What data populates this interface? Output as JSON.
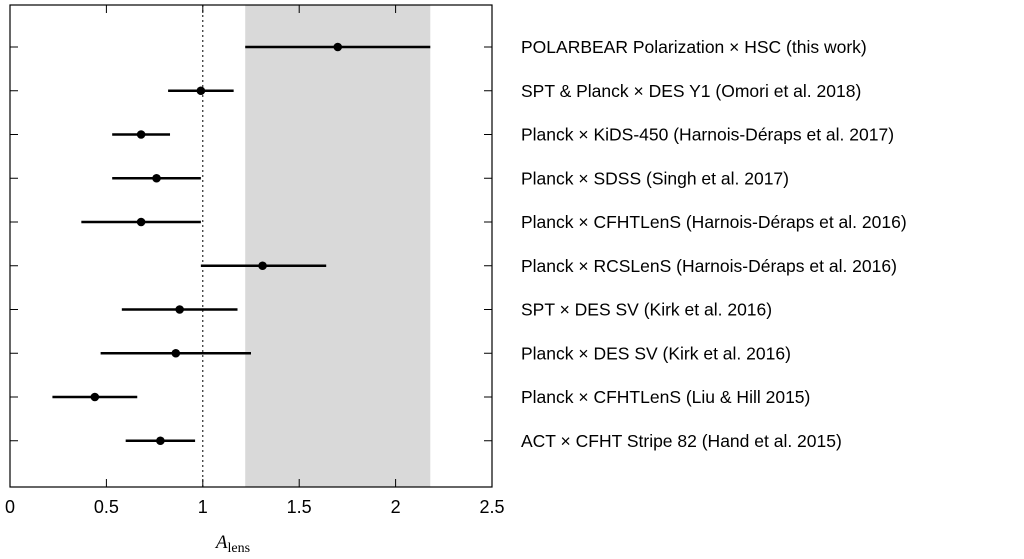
{
  "chart_data": {
    "type": "forest",
    "xlabel": "A",
    "xlabel_subscript": "lens",
    "xlim": [
      0,
      2.5
    ],
    "xticks": [
      0,
      0.5,
      1,
      1.5,
      2,
      2.5
    ],
    "xtick_labels": [
      "0",
      "0.5",
      "1",
      "1.5",
      "2",
      "2.5"
    ],
    "reference_line": 1.0,
    "shaded_band": [
      1.22,
      2.18
    ],
    "band_color": "#d9d9d9",
    "points": [
      {
        "label": "POLARBEAR Polarization × HSC (this work)",
        "value": 1.7,
        "low": 1.22,
        "high": 2.18
      },
      {
        "label": "SPT & Planck × DES Y1 (Omori et al. 2018)",
        "value": 0.99,
        "low": 0.82,
        "high": 1.16
      },
      {
        "label": "Planck × KiDS-450 (Harnois-Déraps et al. 2017)",
        "value": 0.68,
        "low": 0.53,
        "high": 0.83
      },
      {
        "label": "Planck × SDSS (Singh et al. 2017)",
        "value": 0.76,
        "low": 0.53,
        "high": 0.99
      },
      {
        "label": "Planck × CFHTLenS (Harnois-Déraps et al. 2016)",
        "value": 0.68,
        "low": 0.37,
        "high": 0.99
      },
      {
        "label": "Planck × RCSLenS (Harnois-Déraps et al. 2016)",
        "value": 1.31,
        "low": 0.99,
        "high": 1.64
      },
      {
        "label": "SPT × DES SV (Kirk et al. 2016)",
        "value": 0.88,
        "low": 0.58,
        "high": 1.18
      },
      {
        "label": "Planck × DES SV (Kirk et al. 2016)",
        "value": 0.86,
        "low": 0.47,
        "high": 1.25
      },
      {
        "label": "Planck × CFHTLenS (Liu & Hill 2015)",
        "value": 0.44,
        "low": 0.22,
        "high": 0.66
      },
      {
        "label": "ACT × CFHT Stripe 82 (Hand et al. 2015)",
        "value": 0.78,
        "low": 0.6,
        "high": 0.96
      }
    ]
  }
}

══════════

#### Problem requirements:
Repeat each entry exactly. Pictures do not belong in the copy.

#### Final result:
What data populates this interface? Output as JSON.
{
  "chart_data": {
    "type": "forest",
    "xlabel": "A",
    "xlabel_subscript": "lens",
    "xlim": [
      0,
      2.5
    ],
    "xticks": [
      0,
      0.5,
      1,
      1.5,
      2,
      2.5
    ],
    "xtick_labels": [
      "0",
      "0.5",
      "1",
      "1.5",
      "2",
      "2.5"
    ],
    "reference_line": 1.0,
    "shaded_band": [
      1.22,
      2.18
    ],
    "band_color": "#d9d9d9",
    "points": [
      {
        "label": "POLARBEAR Polarization × HSC (this work)",
        "value": 1.7,
        "low": 1.22,
        "high": 2.18
      },
      {
        "label": "SPT & Planck × DES Y1 (Omori et al. 2018)",
        "value": 0.99,
        "low": 0.82,
        "high": 1.16
      },
      {
        "label": "Planck × KiDS-450 (Harnois-Déraps et al. 2017)",
        "value": 0.68,
        "low": 0.53,
        "high": 0.83
      },
      {
        "label": "Planck × SDSS (Singh et al. 2017)",
        "value": 0.76,
        "low": 0.53,
        "high": 0.99
      },
      {
        "label": "Planck × CFHTLenS (Harnois-Déraps et al. 2016)",
        "value": 0.68,
        "low": 0.37,
        "high": 0.99
      },
      {
        "label": "Planck × RCSLenS (Harnois-Déraps et al. 2016)",
        "value": 1.31,
        "low": 0.99,
        "high": 1.64
      },
      {
        "label": "SPT × DES SV (Kirk et al. 2016)",
        "value": 0.88,
        "low": 0.58,
        "high": 1.18
      },
      {
        "label": "Planck × DES SV (Kirk et al. 2016)",
        "value": 0.86,
        "low": 0.47,
        "high": 1.25
      },
      {
        "label": "Planck × CFHTLenS (Liu & Hill 2015)",
        "value": 0.44,
        "low": 0.22,
        "high": 0.66
      },
      {
        "label": "ACT × CFHT Stripe 82 (Hand et al. 2015)",
        "value": 0.78,
        "low": 0.6,
        "high": 0.96
      }
    ]
  }
}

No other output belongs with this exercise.